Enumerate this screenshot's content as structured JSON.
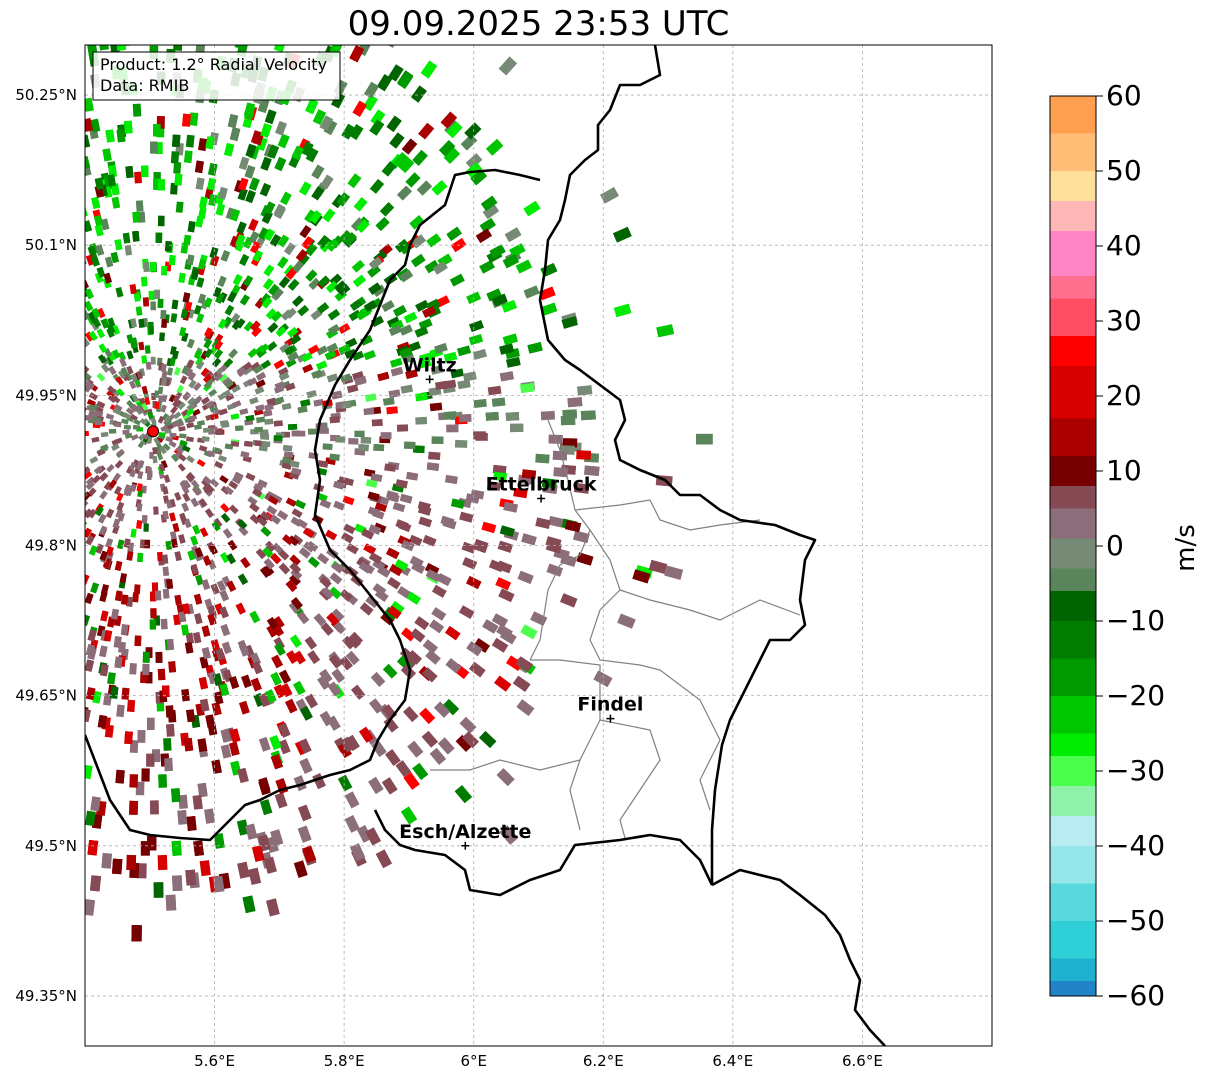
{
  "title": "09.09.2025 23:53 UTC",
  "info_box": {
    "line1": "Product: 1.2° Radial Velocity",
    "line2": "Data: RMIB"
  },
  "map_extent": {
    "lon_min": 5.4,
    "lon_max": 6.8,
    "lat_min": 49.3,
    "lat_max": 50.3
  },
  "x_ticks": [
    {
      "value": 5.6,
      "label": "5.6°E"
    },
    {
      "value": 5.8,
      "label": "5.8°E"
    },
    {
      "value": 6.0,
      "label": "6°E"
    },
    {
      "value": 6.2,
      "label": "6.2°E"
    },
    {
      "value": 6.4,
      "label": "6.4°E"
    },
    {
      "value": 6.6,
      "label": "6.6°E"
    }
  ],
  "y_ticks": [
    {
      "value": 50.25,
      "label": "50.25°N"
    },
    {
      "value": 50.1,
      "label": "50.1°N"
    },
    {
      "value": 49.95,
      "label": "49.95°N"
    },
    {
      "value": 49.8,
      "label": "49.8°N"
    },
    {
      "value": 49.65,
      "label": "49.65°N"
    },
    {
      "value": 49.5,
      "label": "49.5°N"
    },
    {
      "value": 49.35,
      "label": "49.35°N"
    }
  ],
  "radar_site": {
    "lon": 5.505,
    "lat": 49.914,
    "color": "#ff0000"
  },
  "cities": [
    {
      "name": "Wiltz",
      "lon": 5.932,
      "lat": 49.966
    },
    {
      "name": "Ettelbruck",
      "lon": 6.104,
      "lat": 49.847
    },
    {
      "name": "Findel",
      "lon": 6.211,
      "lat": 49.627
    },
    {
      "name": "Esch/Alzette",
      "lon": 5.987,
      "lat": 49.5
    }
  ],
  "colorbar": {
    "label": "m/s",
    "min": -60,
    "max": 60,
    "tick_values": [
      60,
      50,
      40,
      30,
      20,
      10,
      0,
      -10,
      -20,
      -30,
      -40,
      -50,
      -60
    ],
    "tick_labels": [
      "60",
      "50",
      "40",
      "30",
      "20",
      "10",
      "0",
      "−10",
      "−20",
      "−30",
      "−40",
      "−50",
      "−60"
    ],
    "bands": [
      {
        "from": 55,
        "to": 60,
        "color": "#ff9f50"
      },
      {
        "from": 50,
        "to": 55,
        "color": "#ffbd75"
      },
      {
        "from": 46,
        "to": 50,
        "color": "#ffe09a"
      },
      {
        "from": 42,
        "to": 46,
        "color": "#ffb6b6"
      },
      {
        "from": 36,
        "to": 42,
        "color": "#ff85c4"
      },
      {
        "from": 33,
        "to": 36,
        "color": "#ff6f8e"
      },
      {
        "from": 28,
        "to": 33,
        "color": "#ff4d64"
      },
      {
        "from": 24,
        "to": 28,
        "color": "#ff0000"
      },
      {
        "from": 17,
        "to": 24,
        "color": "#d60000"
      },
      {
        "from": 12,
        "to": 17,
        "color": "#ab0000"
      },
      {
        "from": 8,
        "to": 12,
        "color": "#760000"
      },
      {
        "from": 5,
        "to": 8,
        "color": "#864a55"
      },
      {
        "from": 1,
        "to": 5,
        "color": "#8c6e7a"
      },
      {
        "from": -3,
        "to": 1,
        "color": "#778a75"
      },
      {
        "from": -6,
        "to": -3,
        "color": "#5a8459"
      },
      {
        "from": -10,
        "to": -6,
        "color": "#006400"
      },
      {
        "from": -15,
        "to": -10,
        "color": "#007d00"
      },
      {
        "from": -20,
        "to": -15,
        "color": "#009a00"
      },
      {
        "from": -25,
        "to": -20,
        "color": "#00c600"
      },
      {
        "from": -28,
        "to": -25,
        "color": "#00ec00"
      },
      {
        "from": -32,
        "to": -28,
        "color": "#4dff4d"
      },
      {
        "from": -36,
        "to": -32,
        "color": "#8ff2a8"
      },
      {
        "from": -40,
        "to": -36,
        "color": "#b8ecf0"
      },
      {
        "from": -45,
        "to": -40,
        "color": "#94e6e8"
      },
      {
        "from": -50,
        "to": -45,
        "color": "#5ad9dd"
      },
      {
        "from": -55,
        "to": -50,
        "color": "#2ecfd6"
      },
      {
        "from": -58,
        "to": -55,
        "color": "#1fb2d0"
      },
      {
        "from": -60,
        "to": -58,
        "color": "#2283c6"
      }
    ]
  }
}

--

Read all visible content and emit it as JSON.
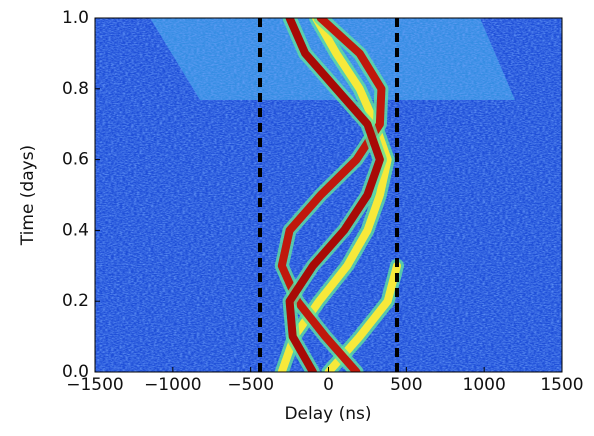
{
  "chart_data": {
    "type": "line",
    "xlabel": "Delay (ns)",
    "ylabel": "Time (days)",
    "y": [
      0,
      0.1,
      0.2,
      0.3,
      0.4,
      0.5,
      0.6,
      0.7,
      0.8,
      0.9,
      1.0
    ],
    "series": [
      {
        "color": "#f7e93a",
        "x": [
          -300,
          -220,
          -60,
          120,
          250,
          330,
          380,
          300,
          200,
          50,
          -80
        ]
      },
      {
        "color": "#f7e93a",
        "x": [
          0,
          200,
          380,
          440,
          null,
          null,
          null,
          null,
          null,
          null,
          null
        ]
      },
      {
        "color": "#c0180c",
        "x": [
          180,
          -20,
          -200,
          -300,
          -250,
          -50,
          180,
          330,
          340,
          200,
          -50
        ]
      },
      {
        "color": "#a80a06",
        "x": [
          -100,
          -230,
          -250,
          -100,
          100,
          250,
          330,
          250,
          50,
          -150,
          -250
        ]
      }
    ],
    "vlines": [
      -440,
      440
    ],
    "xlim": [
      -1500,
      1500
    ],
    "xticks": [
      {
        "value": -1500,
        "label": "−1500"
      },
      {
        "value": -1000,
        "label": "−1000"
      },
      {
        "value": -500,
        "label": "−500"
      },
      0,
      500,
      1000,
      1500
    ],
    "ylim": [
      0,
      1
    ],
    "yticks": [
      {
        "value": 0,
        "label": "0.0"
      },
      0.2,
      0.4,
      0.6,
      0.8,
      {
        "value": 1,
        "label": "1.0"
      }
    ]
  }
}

--- GIVEN EXERCISE ---
Review the preceding data and report every line that includes the string "name".

--- TASK SOLUTION ---
      "name": "Wiltz",
      "name": "Ettelbruck",
      "name": "Findel",
      "name": "Esch/Alzette",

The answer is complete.